**TASK INSTRUCTIONS**
Could you copy out every line of the material below, word for word and without changes?

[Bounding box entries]
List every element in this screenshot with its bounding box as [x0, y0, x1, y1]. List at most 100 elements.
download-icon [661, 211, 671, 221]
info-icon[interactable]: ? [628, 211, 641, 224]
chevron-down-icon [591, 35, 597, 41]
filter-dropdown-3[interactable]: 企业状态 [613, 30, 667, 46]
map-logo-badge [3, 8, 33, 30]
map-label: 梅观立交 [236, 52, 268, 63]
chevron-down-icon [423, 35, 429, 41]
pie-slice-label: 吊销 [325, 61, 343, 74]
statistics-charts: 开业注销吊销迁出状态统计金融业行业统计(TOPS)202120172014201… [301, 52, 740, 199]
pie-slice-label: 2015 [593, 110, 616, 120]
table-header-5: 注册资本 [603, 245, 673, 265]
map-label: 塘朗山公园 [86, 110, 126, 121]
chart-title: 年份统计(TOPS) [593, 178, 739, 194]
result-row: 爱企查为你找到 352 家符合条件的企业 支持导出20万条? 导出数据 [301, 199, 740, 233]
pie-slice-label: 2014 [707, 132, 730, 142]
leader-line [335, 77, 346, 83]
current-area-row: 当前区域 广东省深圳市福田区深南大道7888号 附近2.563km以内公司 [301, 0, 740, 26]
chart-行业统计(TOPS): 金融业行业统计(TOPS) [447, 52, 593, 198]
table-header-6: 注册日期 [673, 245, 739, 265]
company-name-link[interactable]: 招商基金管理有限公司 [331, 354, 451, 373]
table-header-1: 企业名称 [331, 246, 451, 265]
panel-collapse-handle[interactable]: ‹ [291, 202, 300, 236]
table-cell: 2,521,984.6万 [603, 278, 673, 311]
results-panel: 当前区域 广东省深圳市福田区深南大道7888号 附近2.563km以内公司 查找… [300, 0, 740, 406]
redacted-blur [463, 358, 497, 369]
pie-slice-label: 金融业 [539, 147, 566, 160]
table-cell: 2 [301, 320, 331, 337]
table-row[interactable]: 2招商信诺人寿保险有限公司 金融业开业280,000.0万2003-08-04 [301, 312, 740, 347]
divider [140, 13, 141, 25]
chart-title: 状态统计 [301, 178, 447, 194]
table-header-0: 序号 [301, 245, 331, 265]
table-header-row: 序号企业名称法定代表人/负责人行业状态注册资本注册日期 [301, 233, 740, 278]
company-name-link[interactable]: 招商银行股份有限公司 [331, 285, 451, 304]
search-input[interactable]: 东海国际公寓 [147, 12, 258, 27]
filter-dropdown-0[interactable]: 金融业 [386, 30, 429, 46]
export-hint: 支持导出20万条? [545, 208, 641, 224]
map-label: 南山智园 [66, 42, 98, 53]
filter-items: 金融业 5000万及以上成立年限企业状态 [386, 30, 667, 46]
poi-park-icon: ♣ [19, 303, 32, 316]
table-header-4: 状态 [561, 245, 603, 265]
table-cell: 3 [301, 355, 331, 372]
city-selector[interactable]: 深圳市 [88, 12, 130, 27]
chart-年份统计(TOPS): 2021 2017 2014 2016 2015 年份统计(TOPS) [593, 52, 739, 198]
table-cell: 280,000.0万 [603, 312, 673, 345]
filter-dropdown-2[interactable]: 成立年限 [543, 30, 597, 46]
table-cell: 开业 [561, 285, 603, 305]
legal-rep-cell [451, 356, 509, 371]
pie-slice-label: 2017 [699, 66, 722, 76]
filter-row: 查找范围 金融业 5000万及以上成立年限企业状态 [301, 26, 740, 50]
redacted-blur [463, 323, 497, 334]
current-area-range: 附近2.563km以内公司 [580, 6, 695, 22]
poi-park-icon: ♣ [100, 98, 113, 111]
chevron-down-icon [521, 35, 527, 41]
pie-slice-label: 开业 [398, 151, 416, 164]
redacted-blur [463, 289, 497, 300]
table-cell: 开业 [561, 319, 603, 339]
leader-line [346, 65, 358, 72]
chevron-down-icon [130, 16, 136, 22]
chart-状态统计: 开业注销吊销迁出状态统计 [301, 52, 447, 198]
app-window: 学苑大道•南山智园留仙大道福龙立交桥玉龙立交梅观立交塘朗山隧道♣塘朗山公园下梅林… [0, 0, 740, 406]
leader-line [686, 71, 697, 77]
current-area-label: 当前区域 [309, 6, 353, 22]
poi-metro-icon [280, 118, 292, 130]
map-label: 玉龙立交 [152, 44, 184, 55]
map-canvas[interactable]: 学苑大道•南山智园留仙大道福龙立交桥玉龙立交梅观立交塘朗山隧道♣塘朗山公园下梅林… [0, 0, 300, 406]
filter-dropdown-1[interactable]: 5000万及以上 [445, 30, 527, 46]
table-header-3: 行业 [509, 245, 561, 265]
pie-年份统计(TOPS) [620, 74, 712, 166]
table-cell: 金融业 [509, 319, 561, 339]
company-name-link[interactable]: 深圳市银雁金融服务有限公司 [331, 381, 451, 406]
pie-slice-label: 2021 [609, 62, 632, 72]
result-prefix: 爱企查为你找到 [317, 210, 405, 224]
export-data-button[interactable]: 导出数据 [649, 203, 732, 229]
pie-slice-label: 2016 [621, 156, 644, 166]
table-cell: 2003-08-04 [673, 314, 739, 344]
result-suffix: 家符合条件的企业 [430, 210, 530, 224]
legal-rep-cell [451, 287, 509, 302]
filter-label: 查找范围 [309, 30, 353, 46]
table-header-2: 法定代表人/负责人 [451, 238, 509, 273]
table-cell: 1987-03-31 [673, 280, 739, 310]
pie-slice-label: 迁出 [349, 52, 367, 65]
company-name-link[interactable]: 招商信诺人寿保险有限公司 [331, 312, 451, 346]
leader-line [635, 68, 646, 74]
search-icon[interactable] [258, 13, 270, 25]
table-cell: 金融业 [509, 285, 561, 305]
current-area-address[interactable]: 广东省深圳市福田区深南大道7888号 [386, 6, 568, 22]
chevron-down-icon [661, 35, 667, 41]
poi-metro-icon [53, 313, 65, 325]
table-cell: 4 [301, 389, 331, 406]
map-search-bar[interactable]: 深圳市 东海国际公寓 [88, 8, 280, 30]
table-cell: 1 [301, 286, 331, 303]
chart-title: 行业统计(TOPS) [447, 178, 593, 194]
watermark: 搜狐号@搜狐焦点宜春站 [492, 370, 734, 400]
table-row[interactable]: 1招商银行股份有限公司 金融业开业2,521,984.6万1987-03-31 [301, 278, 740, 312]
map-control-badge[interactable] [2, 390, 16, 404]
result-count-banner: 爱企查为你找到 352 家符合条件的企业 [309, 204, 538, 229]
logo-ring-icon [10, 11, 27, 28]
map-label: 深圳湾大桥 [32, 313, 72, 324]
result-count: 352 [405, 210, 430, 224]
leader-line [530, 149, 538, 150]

**EXPECTED OUTPUT**
List every element in this screenshot with its bounding box as [x0, y0, x1, y1]. List at most 100 elements.
download-icon [661, 211, 671, 221]
info-icon[interactable]: ? [628, 211, 641, 224]
chevron-down-icon [591, 35, 597, 41]
filter-dropdown-3[interactable]: 企业状态 [613, 30, 667, 46]
map-logo-badge [3, 8, 33, 30]
map-label: 梅观立交 [236, 52, 268, 63]
chevron-down-icon [423, 35, 429, 41]
pie-slice-label: 吊销 [325, 61, 343, 74]
statistics-charts: 开业注销吊销迁出状态统计金融业行业统计(TOPS)202120172014201… [301, 52, 740, 199]
pie-slice-label: 2015 [593, 110, 616, 120]
table-header-5: 注册资本 [603, 245, 673, 265]
map-label: 塘朗山公园 [86, 110, 126, 121]
chart-title: 年份统计(TOPS) [593, 178, 739, 194]
result-row: 爱企查为你找到 352 家符合条件的企业 支持导出20万条? 导出数据 [301, 199, 740, 233]
pie-slice-label: 2014 [707, 132, 730, 142]
leader-line [335, 77, 346, 83]
current-area-row: 当前区域 广东省深圳市福田区深南大道7888号 附近2.563km以内公司 [301, 0, 740, 26]
chart-行业统计(TOPS): 金融业行业统计(TOPS) [447, 52, 593, 198]
table-header-6: 注册日期 [673, 245, 739, 265]
company-name-link[interactable]: 招商基金管理有限公司 [331, 354, 451, 373]
table-header-1: 企业名称 [331, 246, 451, 265]
panel-collapse-handle[interactable]: ‹ [291, 202, 300, 236]
table-cell: 2,521,984.6万 [603, 278, 673, 311]
results-panel: 当前区域 广东省深圳市福田区深南大道7888号 附近2.563km以内公司 查找… [300, 0, 740, 406]
redacted-blur [463, 358, 497, 369]
pie-slice-label: 金融业 [539, 147, 566, 160]
table-cell: 2 [301, 320, 331, 337]
table-row[interactable]: 2招商信诺人寿保险有限公司 金融业开业280,000.0万2003-08-04 [301, 312, 740, 347]
divider [140, 13, 141, 25]
chart-title: 状态统计 [301, 178, 447, 194]
table-header-0: 序号 [301, 245, 331, 265]
table-header-row: 序号企业名称法定代表人/负责人行业状态注册资本注册日期 [301, 233, 740, 278]
company-name-link[interactable]: 招商银行股份有限公司 [331, 285, 451, 304]
search-input[interactable]: 东海国际公寓 [147, 12, 258, 27]
filter-dropdown-0[interactable]: 金融业 [386, 30, 429, 46]
export-hint: 支持导出20万条? [545, 208, 641, 224]
map-label: 南山智园 [66, 42, 98, 53]
filter-items: 金融业 5000万及以上成立年限企业状态 [386, 30, 667, 46]
poi-park-icon: ♣ [19, 303, 32, 316]
table-header-4: 状态 [561, 245, 603, 265]
table-cell: 3 [301, 355, 331, 372]
city-selector[interactable]: 深圳市 [88, 12, 130, 27]
chart-年份统计(TOPS): 2021 2017 2014 2016 2015 年份统计(TOPS) [593, 52, 739, 198]
table-cell: 280,000.0万 [603, 312, 673, 345]
filter-dropdown-2[interactable]: 成立年限 [543, 30, 597, 46]
table-cell: 开业 [561, 285, 603, 305]
legal-rep-cell [451, 356, 509, 371]
pie-slice-label: 2017 [699, 66, 722, 76]
filter-row: 查找范围 金融业 5000万及以上成立年限企业状态 [301, 26, 740, 50]
redacted-blur [463, 323, 497, 334]
current-area-range: 附近2.563km以内公司 [580, 6, 695, 22]
poi-park-icon: ♣ [100, 98, 113, 111]
chevron-down-icon [521, 35, 527, 41]
pie-slice-label: 开业 [398, 151, 416, 164]
redacted-blur [463, 289, 497, 300]
table-cell: 开业 [561, 319, 603, 339]
leader-line [346, 65, 358, 72]
chevron-down-icon [130, 16, 136, 22]
chart-状态统计: 开业注销吊销迁出状态统计 [301, 52, 447, 198]
app-window: 学苑大道•南山智园留仙大道福龙立交桥玉龙立交梅观立交塘朗山隧道♣塘朗山公园下梅林… [0, 0, 740, 406]
leader-line [686, 71, 697, 77]
current-area-label: 当前区域 [309, 6, 353, 22]
poi-metro-icon [280, 118, 292, 130]
map-label: 玉龙立交 [152, 44, 184, 55]
map-canvas[interactable]: 学苑大道•南山智园留仙大道福龙立交桥玉龙立交梅观立交塘朗山隧道♣塘朗山公园下梅林… [0, 0, 300, 406]
filter-dropdown-1[interactable]: 5000万及以上 [445, 30, 527, 46]
table-header-3: 行业 [509, 245, 561, 265]
pie-年份统计(TOPS) [620, 74, 712, 166]
table-cell: 金融业 [509, 319, 561, 339]
company-name-link[interactable]: 深圳市银雁金融服务有限公司 [331, 381, 451, 406]
pie-slice-label: 2021 [609, 62, 632, 72]
result-prefix: 爱企查为你找到 [317, 210, 405, 224]
export-data-button[interactable]: 导出数据 [649, 203, 732, 229]
pie-slice-label: 2016 [621, 156, 644, 166]
table-cell: 2003-08-04 [673, 314, 739, 344]
result-suffix: 家符合条件的企业 [430, 210, 530, 224]
legal-rep-cell [451, 287, 509, 302]
filter-label: 查找范围 [309, 30, 353, 46]
table-header-2: 法定代表人/负责人 [451, 238, 509, 273]
table-cell: 1987-03-31 [673, 280, 739, 310]
pie-slice-label: 迁出 [349, 52, 367, 65]
company-name-link[interactable]: 招商信诺人寿保险有限公司 [331, 312, 451, 346]
leader-line [635, 68, 646, 74]
search-icon[interactable] [258, 13, 270, 25]
table-cell: 金融业 [509, 285, 561, 305]
current-area-address[interactable]: 广东省深圳市福田区深南大道7888号 [386, 6, 568, 22]
chevron-down-icon [661, 35, 667, 41]
poi-metro-icon [53, 313, 65, 325]
table-cell: 4 [301, 389, 331, 406]
map-search-bar[interactable]: 深圳市 东海国际公寓 [88, 8, 280, 30]
table-cell: 1 [301, 286, 331, 303]
chart-title: 行业统计(TOPS) [447, 178, 593, 194]
watermark: 搜狐号@搜狐焦点宜春站 [492, 370, 734, 400]
table-row[interactable]: 1招商银行股份有限公司 金融业开业2,521,984.6万1987-03-31 [301, 278, 740, 312]
map-control-badge[interactable] [2, 390, 16, 404]
result-count-banner: 爱企查为你找到 352 家符合条件的企业 [309, 204, 538, 229]
logo-ring-icon [10, 11, 27, 28]
map-label: 深圳湾大桥 [32, 313, 72, 324]
result-count: 352 [405, 210, 430, 224]
leader-line [530, 149, 538, 150]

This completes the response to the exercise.